YOUR GOAL ::
Select the lines that hold the word "Risk" and copy each one.

▬▬▬▬▬▬

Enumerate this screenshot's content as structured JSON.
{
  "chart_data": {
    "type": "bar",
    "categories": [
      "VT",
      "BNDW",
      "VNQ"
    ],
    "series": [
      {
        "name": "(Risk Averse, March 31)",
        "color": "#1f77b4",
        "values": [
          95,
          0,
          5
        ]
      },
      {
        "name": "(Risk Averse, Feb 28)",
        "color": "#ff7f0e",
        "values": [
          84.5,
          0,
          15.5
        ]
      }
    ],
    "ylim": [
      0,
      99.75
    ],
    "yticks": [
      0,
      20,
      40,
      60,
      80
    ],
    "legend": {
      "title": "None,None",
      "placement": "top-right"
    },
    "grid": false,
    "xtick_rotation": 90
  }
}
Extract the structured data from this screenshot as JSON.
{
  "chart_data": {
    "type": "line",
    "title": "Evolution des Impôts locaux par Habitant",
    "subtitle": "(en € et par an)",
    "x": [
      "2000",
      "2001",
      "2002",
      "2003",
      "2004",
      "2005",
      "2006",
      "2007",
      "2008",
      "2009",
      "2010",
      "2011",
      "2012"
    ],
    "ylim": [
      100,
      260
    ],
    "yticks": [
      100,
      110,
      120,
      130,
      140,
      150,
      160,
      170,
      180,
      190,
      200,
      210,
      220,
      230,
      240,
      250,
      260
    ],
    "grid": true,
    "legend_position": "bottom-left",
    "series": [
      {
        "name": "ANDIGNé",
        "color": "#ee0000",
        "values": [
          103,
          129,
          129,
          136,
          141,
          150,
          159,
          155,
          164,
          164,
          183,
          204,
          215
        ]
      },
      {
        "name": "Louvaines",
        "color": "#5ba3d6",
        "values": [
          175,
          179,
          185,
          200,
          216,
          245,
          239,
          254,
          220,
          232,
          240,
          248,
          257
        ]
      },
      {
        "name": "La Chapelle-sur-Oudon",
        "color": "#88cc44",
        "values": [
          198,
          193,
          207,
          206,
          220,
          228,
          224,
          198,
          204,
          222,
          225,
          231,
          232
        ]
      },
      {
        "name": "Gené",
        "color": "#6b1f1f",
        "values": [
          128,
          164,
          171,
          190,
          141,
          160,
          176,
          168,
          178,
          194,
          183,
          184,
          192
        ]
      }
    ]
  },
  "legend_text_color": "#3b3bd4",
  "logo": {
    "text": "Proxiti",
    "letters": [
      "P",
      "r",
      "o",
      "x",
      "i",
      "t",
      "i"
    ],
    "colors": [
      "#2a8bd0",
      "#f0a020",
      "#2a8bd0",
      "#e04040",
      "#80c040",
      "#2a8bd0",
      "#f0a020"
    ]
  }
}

▬▬▬▬▬▬

COMPLETE RESPONSE ::
        "name": "(Risk Averse, March 31)",
        "name": "(Risk Averse, Feb 28)",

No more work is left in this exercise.